**EXERCISE OBJECTIVE**
How many lines in the rows below contain the word "incision"? Reply with the number alone.

* Start RECORD EXTRACTS *

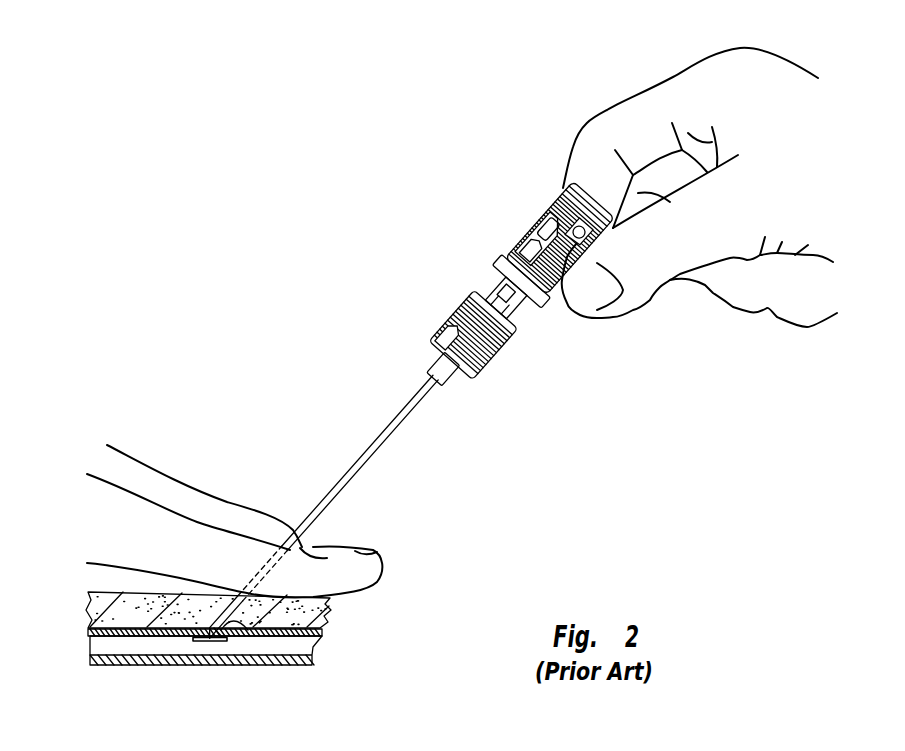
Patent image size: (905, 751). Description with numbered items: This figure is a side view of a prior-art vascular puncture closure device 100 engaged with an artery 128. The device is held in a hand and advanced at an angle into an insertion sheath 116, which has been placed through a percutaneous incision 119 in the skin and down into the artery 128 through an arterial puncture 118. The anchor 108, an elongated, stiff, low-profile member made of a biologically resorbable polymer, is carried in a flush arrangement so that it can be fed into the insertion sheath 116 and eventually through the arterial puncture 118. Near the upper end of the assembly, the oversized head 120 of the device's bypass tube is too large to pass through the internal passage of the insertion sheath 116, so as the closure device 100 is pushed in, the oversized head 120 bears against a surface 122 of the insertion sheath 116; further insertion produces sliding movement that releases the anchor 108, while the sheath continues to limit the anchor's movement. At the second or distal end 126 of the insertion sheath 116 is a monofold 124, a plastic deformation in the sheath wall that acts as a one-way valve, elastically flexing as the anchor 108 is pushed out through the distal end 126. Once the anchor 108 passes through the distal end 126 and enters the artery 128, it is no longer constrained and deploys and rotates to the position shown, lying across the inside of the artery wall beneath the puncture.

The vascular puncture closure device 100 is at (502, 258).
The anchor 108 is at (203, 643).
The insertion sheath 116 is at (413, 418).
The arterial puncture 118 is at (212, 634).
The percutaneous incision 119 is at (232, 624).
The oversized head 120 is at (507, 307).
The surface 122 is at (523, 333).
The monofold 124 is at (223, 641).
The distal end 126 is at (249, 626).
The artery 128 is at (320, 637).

* End RECORD EXTRACTS *
* Start RECORD EXTRACTS *

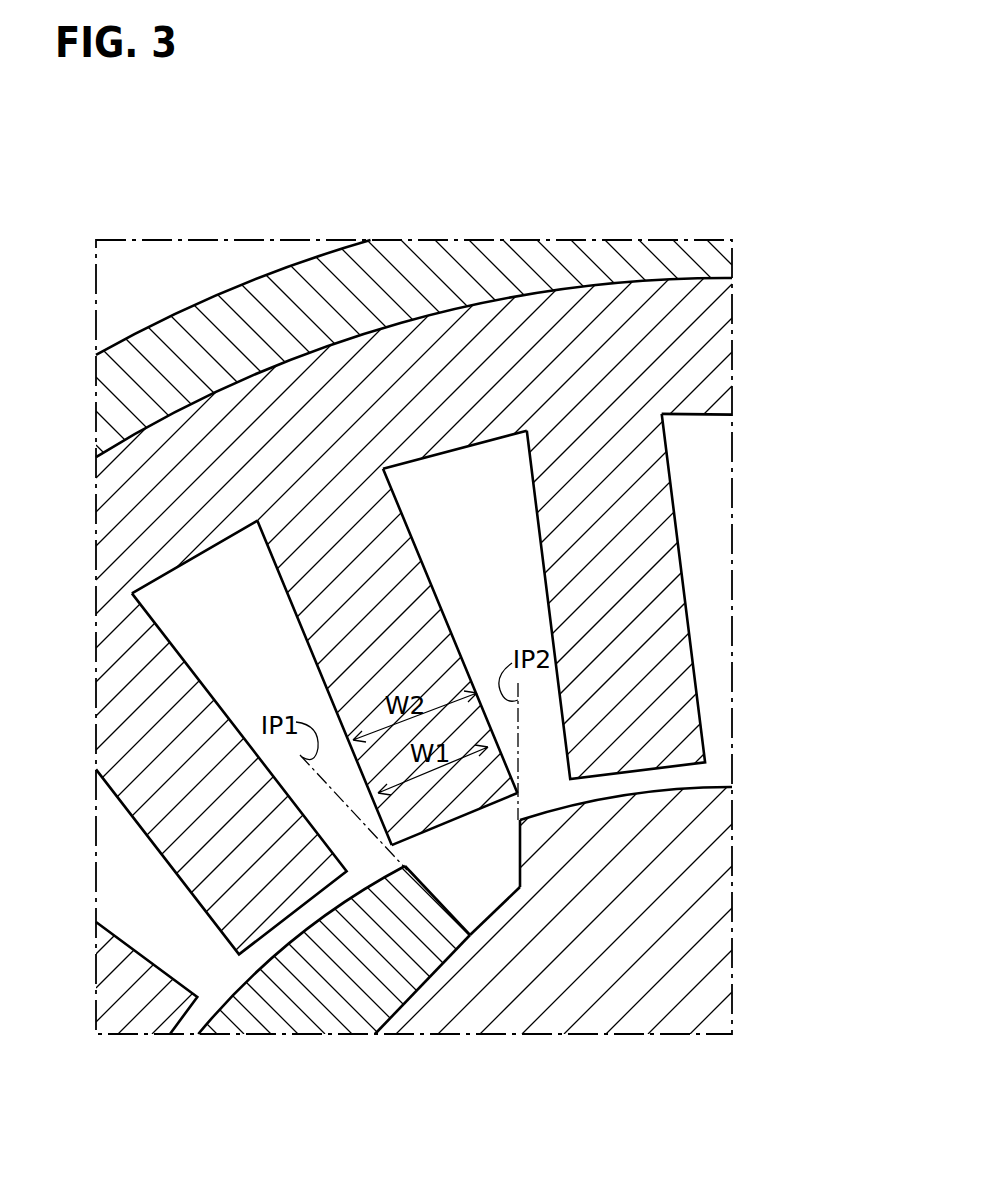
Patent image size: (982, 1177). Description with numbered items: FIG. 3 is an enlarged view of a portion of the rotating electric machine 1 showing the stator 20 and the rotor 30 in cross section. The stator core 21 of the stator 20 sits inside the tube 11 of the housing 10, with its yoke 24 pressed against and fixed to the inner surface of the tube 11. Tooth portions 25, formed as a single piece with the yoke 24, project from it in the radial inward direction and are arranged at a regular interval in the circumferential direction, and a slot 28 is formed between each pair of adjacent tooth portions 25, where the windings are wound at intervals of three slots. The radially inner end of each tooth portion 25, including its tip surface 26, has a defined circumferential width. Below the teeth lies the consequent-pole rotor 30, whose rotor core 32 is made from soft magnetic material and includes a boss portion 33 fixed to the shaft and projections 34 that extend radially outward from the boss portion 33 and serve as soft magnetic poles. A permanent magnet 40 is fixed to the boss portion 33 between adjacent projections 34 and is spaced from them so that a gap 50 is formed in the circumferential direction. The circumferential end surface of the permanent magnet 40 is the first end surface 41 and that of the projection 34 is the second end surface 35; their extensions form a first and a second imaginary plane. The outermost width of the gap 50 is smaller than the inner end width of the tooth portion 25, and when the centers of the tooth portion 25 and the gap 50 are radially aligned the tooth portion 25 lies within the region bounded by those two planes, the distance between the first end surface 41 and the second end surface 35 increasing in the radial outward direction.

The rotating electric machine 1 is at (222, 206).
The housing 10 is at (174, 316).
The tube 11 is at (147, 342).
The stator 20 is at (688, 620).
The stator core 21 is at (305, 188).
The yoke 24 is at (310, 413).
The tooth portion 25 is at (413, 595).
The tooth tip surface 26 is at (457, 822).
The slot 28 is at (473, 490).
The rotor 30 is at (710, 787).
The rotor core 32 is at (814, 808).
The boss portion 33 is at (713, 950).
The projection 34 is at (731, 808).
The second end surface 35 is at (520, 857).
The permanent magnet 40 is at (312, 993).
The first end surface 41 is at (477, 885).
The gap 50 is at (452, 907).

* End RECORD EXTRACTS *
* Start RECORD EXTRACTS *

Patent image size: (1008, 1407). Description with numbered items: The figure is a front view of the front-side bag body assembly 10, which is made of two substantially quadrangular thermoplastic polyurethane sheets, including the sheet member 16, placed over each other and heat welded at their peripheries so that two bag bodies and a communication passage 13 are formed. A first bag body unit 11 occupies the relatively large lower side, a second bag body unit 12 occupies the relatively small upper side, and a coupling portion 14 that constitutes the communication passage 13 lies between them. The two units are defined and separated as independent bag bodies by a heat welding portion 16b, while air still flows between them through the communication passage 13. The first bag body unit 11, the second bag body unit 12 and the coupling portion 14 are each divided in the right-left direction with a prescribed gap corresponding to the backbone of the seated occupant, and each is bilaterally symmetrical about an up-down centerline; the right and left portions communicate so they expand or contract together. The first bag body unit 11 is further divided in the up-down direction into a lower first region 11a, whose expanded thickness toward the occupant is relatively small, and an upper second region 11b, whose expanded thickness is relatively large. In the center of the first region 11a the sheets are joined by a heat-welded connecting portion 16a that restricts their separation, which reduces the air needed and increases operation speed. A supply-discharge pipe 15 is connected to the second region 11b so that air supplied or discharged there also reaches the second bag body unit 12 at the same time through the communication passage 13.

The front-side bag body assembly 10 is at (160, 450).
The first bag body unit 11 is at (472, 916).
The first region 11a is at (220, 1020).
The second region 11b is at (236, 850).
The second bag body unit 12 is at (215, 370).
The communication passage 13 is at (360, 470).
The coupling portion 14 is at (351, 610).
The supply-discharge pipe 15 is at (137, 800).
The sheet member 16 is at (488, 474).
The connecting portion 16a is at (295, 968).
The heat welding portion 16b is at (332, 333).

* End RECORD EXTRACTS *

**RESULT FOR THIS TASK**
2